Dataset entries:
▼

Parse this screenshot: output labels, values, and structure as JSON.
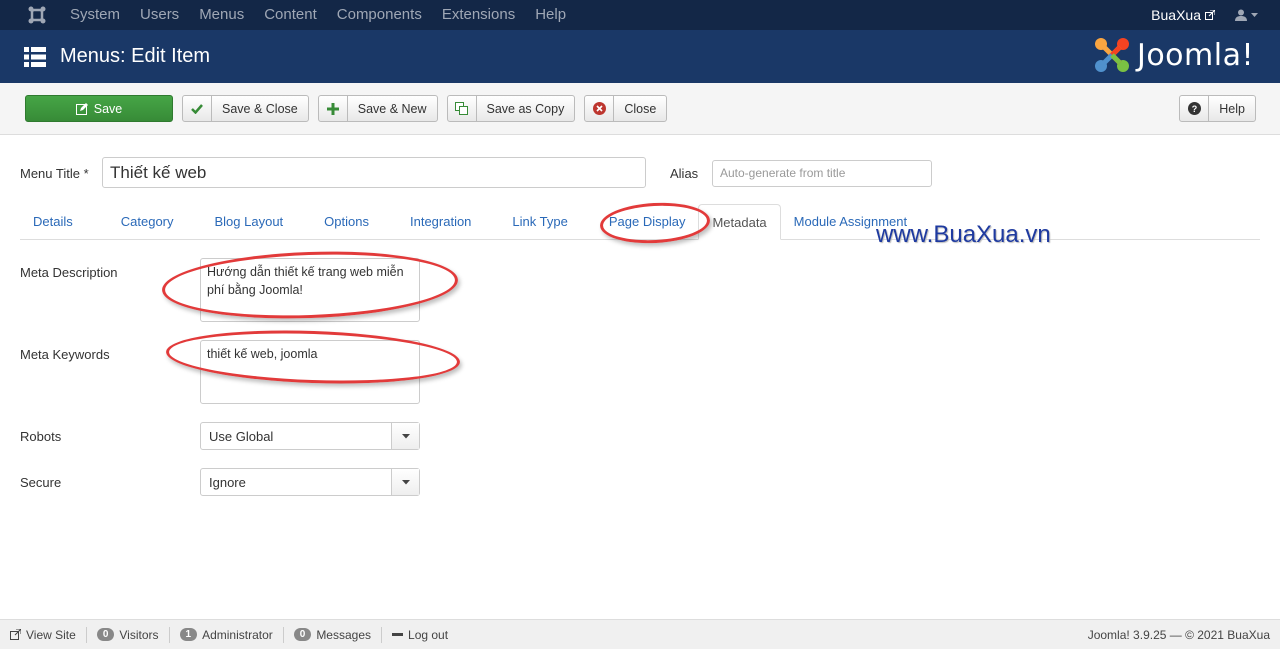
{
  "navbar": {
    "menu": [
      "System",
      "Users",
      "Menus",
      "Content",
      "Components",
      "Extensions",
      "Help"
    ],
    "site_name": "BuaXua"
  },
  "header": {
    "title": "Menus: Edit Item",
    "brand": "Joomla!"
  },
  "toolbar": {
    "save": "Save",
    "save_close": "Save & Close",
    "save_new": "Save & New",
    "save_copy": "Save as Copy",
    "close": "Close",
    "help": "Help"
  },
  "form": {
    "menu_title_label": "Menu Title *",
    "menu_title_value": "Thiết kế web",
    "alias_label": "Alias",
    "alias_placeholder": "Auto-generate from title",
    "tabs": [
      "Details",
      "Category",
      "Blog Layout",
      "Options",
      "Integration",
      "Link Type",
      "Page Display",
      "Metadata",
      "Module Assignment"
    ],
    "active_tab": "Metadata",
    "meta_description_label": "Meta Description",
    "meta_description_value": "Hướng dẫn thiết kế trang web miễn phí bằng Joomla!",
    "meta_keywords_label": "Meta Keywords",
    "meta_keywords_value": "thiết kế web, joomla",
    "robots_label": "Robots",
    "robots_value": "Use Global",
    "secure_label": "Secure",
    "secure_value": "Ignore"
  },
  "watermark": "www.BuaXua.vn",
  "statusbar": {
    "view_site": "View Site",
    "visitors_count": "0",
    "visitors": "Visitors",
    "admin_count": "1",
    "administrator": "Administrator",
    "messages_count": "0",
    "messages": "Messages",
    "logout": "Log out",
    "version": "Joomla! 3.9.25 — © 2021 BuaXua"
  },
  "colors": {
    "navbar": "#132747",
    "header": "#1a3867",
    "save_button": "#46a546",
    "link": "#2a69b8",
    "annotation": "#e23a3a"
  }
}
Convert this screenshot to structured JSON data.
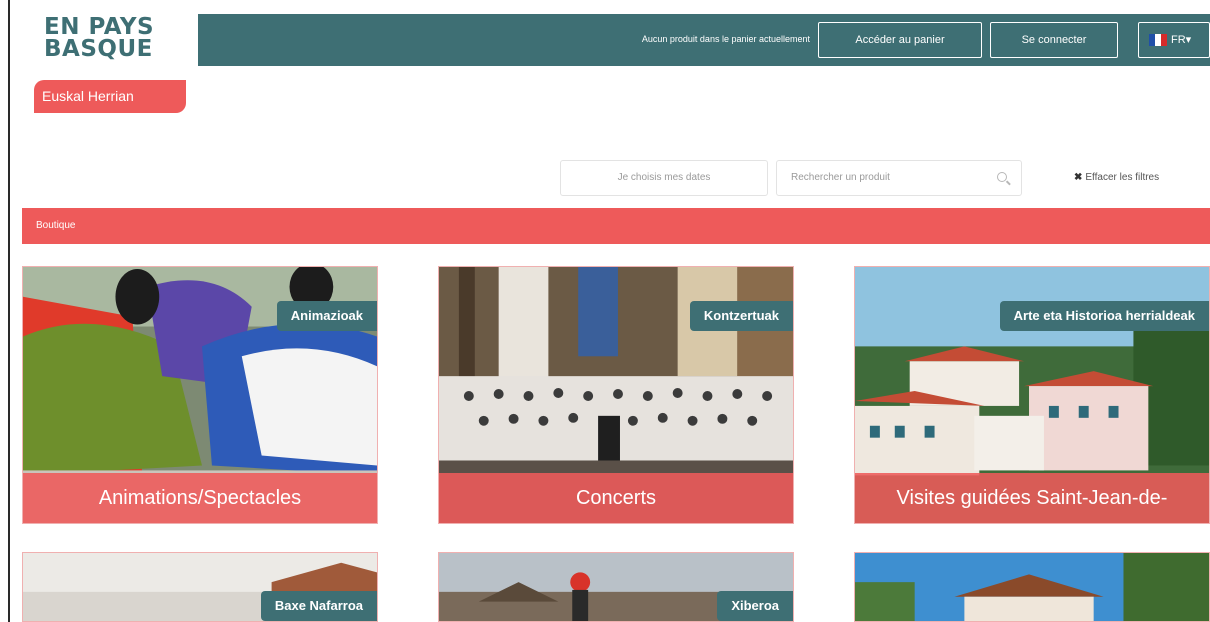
{
  "header": {
    "logo_text": "EN PAYS BASQUE",
    "logo_subtitle": "Euskal Herrian",
    "cart_message": "Aucun produit dans le panier actuellement",
    "cart_button": "Accéder au panier",
    "login_button": "Se connecter",
    "language": "FR",
    "language_caret": "▾"
  },
  "filters": {
    "dates_placeholder": "Je choisis mes dates",
    "search_placeholder": "Rechercher un produit",
    "clear_label": "Effacer les filtres",
    "clear_icon": "✖"
  },
  "breadcrumb": {
    "label": "Boutique"
  },
  "cards": [
    {
      "tag": "Animazioak",
      "title": "Animations/Spectacles"
    },
    {
      "tag": "Kontzertuak",
      "title": "Concerts"
    },
    {
      "tag": "Arte eta Historioa herrialdeak",
      "title": "Visites guidées Saint-Jean-de-"
    },
    {
      "tag": "Baxe Nafarroa",
      "title": ""
    },
    {
      "tag": "Xiberoa",
      "title": ""
    },
    {
      "tag": "",
      "title": ""
    }
  ],
  "colors": {
    "header_teal": "#3e6f74",
    "accent_red": "#ee5a5a"
  },
  "icons": {
    "flag": "flag-fr-icon",
    "search": "search-icon",
    "clear": "close-icon"
  }
}
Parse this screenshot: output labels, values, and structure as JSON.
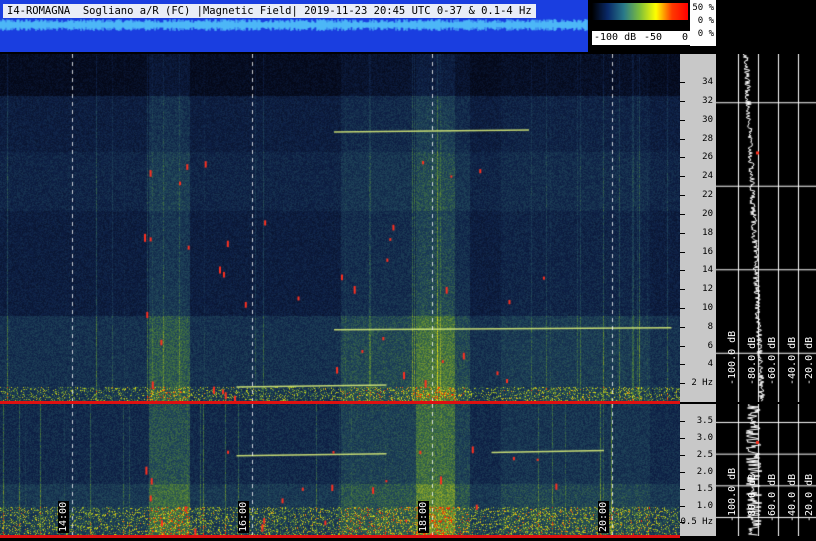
{
  "header": {
    "title": "I4-ROMAGNA  Sogliano a/R (FC) |Magnetic Field| 2019-11-23 20:45 UTC 0-37 & 0.1-4 Hz"
  },
  "colorbar": {
    "labels": [
      "-100 dB",
      "-50",
      "0"
    ],
    "colors": [
      "#000000",
      "#0a2a6a",
      "#2a7a8a",
      "#7fbf3a",
      "#ffff00",
      "#ff3a00",
      "#ff0000"
    ]
  },
  "percent_scale": {
    "labels": [
      "50 %",
      "0 %",
      "0 %"
    ]
  },
  "colors": {
    "title_bar": "#1a3ee0",
    "waveform": "#5fe0ff",
    "separator": "#dd1111",
    "axis_bg": "#c8c8c8"
  },
  "chart_data": [
    {
      "type": "heatmap",
      "name_on_chart": "",
      "x": {
        "ticks": [
          "14:00",
          "16:00",
          "18:00",
          "20:00"
        ]
      },
      "y": {
        "ticks": [
          34,
          32,
          30,
          28,
          26,
          24,
          22,
          20,
          18,
          16,
          14,
          12,
          10,
          8,
          6,
          4,
          2
        ],
        "unit_label": "Hz",
        "range": [
          0,
          37
        ]
      },
      "features": [
        {
          "time_range": [
            "15:55",
            "17:35"
          ],
          "freq_hz": 1.7
        },
        {
          "time_range": [
            "17:00",
            "20:45"
          ],
          "freq_hz": 7.8
        },
        {
          "time_range": [
            "17:00",
            "19:10"
          ],
          "freq_hz": 28.8
        }
      ]
    },
    {
      "type": "heatmap",
      "x": {
        "ticks": [
          "14:00",
          "16:00",
          "18:00",
          "20:00"
        ]
      },
      "y": {
        "ticks": [
          "3.5",
          "3.0",
          "2.5",
          "2.0",
          "1.5",
          "1.0",
          "0.5"
        ],
        "unit_label": "Hz",
        "range": [
          0.1,
          4
        ]
      },
      "features": [
        {
          "time_range": [
            "15:55",
            "17:35"
          ],
          "freq_hz": 2.5
        },
        {
          "time_range": [
            "18:45",
            "20:00"
          ],
          "freq_hz": 2.6
        }
      ]
    },
    {
      "type": "line",
      "x": {
        "ticks": [
          "-100.0 dB",
          "-80.0 dB",
          "-60.0 dB",
          "-40.0 dB",
          "-20.0 dB"
        ]
      },
      "panel": "top",
      "y_range_hz": [
        0,
        37
      ]
    },
    {
      "type": "line",
      "x": {
        "ticks": [
          "-100.0 dB",
          "-80.0 dB",
          "-60.0 dB",
          "-40.0 dB",
          "-20.0 dB"
        ]
      },
      "panel": "bottom",
      "y_range_hz": [
        0.1,
        4
      ]
    }
  ]
}
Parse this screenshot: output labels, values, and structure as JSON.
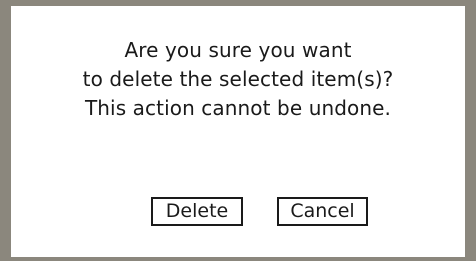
{
  "dialog": {
    "message_lines": [
      "Are you sure you want",
      "to delete the selected item(s)?",
      "This action cannot be undone."
    ],
    "buttons": {
      "delete_label": "Delete",
      "cancel_label": "Cancel"
    }
  },
  "colors": {
    "border": "#8b877d",
    "background": "#ffffff",
    "text": "#1a1a1a"
  }
}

▲

DIRECTIVE: Note how many lines of the material contain the string "BuaXua". Then report that number by itself.

SOLUTION TO THIS TASK: 3